--- START MATERIAL TO PROCESS ---

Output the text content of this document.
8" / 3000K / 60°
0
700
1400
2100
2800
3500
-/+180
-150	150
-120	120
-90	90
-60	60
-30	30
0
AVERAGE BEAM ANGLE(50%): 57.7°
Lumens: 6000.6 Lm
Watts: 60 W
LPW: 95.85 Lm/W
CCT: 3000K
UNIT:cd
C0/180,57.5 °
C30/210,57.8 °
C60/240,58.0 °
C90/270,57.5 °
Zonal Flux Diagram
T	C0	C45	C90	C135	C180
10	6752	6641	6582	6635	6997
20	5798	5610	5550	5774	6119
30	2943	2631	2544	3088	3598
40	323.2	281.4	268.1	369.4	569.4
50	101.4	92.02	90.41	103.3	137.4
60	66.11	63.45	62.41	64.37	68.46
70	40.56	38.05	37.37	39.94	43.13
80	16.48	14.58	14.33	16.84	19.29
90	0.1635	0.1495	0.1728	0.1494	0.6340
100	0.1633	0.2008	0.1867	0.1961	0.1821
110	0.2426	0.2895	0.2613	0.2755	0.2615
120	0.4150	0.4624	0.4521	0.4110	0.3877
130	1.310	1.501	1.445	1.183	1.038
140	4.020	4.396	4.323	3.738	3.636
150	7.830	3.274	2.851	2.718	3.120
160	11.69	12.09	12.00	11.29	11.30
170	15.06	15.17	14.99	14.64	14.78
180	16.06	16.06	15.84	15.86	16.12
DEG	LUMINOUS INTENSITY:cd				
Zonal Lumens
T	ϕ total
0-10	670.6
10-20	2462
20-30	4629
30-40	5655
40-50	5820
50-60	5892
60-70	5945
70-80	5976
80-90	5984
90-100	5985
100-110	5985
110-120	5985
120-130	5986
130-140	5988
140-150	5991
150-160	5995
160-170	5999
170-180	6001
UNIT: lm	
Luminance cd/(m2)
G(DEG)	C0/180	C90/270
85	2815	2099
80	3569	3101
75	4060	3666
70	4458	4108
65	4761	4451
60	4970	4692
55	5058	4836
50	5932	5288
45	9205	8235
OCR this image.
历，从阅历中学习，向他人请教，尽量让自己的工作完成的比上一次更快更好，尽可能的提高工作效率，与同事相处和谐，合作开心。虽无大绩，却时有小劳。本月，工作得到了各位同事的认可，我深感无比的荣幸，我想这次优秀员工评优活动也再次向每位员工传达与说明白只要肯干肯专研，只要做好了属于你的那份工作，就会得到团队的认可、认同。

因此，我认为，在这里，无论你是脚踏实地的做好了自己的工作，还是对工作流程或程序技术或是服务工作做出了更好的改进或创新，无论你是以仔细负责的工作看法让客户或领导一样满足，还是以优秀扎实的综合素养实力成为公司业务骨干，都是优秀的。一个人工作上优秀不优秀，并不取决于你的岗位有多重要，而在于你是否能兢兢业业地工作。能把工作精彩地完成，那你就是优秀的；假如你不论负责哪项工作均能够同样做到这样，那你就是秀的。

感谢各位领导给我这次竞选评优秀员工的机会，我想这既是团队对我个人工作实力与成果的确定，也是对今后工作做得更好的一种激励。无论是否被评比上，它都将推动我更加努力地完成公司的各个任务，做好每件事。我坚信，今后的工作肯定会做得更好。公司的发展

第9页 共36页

--- END MATERIAL TO PROCESS ---

TASK INSTRUCTIONS –
Above are the records; copy all of them exactly.

RESULT –
Output the text content of this document.
8" / 3000K / 60°
0
700
1400
2100
2800
3500
-/+180
-150	150
-120	120
-90	90
-60	60
-30	30
0
AVERAGE BEAM ANGLE(50%): 57.7°
Lumens: 6000.6 Lm
Watts: 60 W
LPW: 95.85 Lm/W
CCT: 3000K
UNIT:cd
C0/180,57.5 °
C30/210,57.8 °
C60/240,58.0 °
C90/270,57.5 °
Zonal Flux Diagram
T	C0	C45	C90	C135	C180
10	6752	6641	6582	6635	6997
20	5798	5610	5550	5774	6119
30	2943	2631	2544	3088	3598
40	323.2	281.4	268.1	369.4	569.4
50	101.4	92.02	90.41	103.3	137.4
60	66.11	63.45	62.41	64.37	68.46
70	40.56	38.05	37.37	39.94	43.13
80	16.48	14.58	14.33	16.84	19.29
90	0.1635	0.1495	0.1728	0.1494	0.6340
100	0.1633	0.2008	0.1867	0.1961	0.1821
110	0.2426	0.2895	0.2613	0.2755	0.2615
120	0.4150	0.4624	0.4521	0.4110	0.3877
130	1.310	1.501	1.445	1.183	1.038
140	4.020	4.396	4.323	3.738	3.636
150	7.830	3.274	2.851	2.718	3.120
160	11.69	12.09	12.00	11.29	11.30
170	15.06	15.17	14.99	14.64	14.78
180	16.06	16.06	15.84	15.86	16.12
DEG	LUMINOUS INTENSITY:cd				
Zonal Lumens
T	ϕ total
0-10	670.6
10-20	2462
20-30	4629
30-40	5655
40-50	5820
50-60	5892
60-70	5945
70-80	5976
80-90	5984
90-100	5985
100-110	5985
110-120	5985
120-130	5986
130-140	5988
140-150	5991
150-160	5995
160-170	5999
170-180	6001
UNIT: lm	
Luminance cd/(m2)
G(DEG)	C0/180	C90/270
85	2815	2099
80	3569	3101
75	4060	3666
70	4458	4108
65	4761	4451
60	4970	4692
55	5058	4836
50	5932	5288
45	9205	8235
OCR this image.
历，从阅历中学习，向他人请教，尽量让自己的工作完成的比上一次更快更好，尽可能的提高工作效率，与同事相处和谐，合作开心。虽无大绩，却时有小劳。本月，工作得到了各位同事的认可，我深感无比的荣幸，我想这次优秀员工评优活动也再次向每位员工传达与说明白只要肯干肯专研，只要做好了属于你的那份工作，就会得到团队的认可、认同。

因此，我认为，在这里，无论你是脚踏实地的做好了自己的工作，还是对工作流程或程序技术或是服务工作做出了更好的改进或创新，无论你是以仔细负责的工作看法让客户或领导一样满足，还是以优秀扎实的综合素养实力成为公司业务骨干，都是优秀的。一个人工作上优秀不优秀，并不取决于你的岗位有多重要，而在于你是否能兢兢业业地工作。能把工作精彩地完成，那你就是优秀的；假如你不论负责哪项工作均能够同样做到这样，那你就是秀的。

感谢各位领导给我这次竞选评优秀员工的机会，我想这既是团队对我个人工作实力与成果的确定，也是对今后工作做得更好的一种激励。无论是否被评比上，它都将推动我更加努力地完成公司的各个任务，做好每件事。我坚信，今后的工作肯定会做得更好。公司的发展

第9页 共36页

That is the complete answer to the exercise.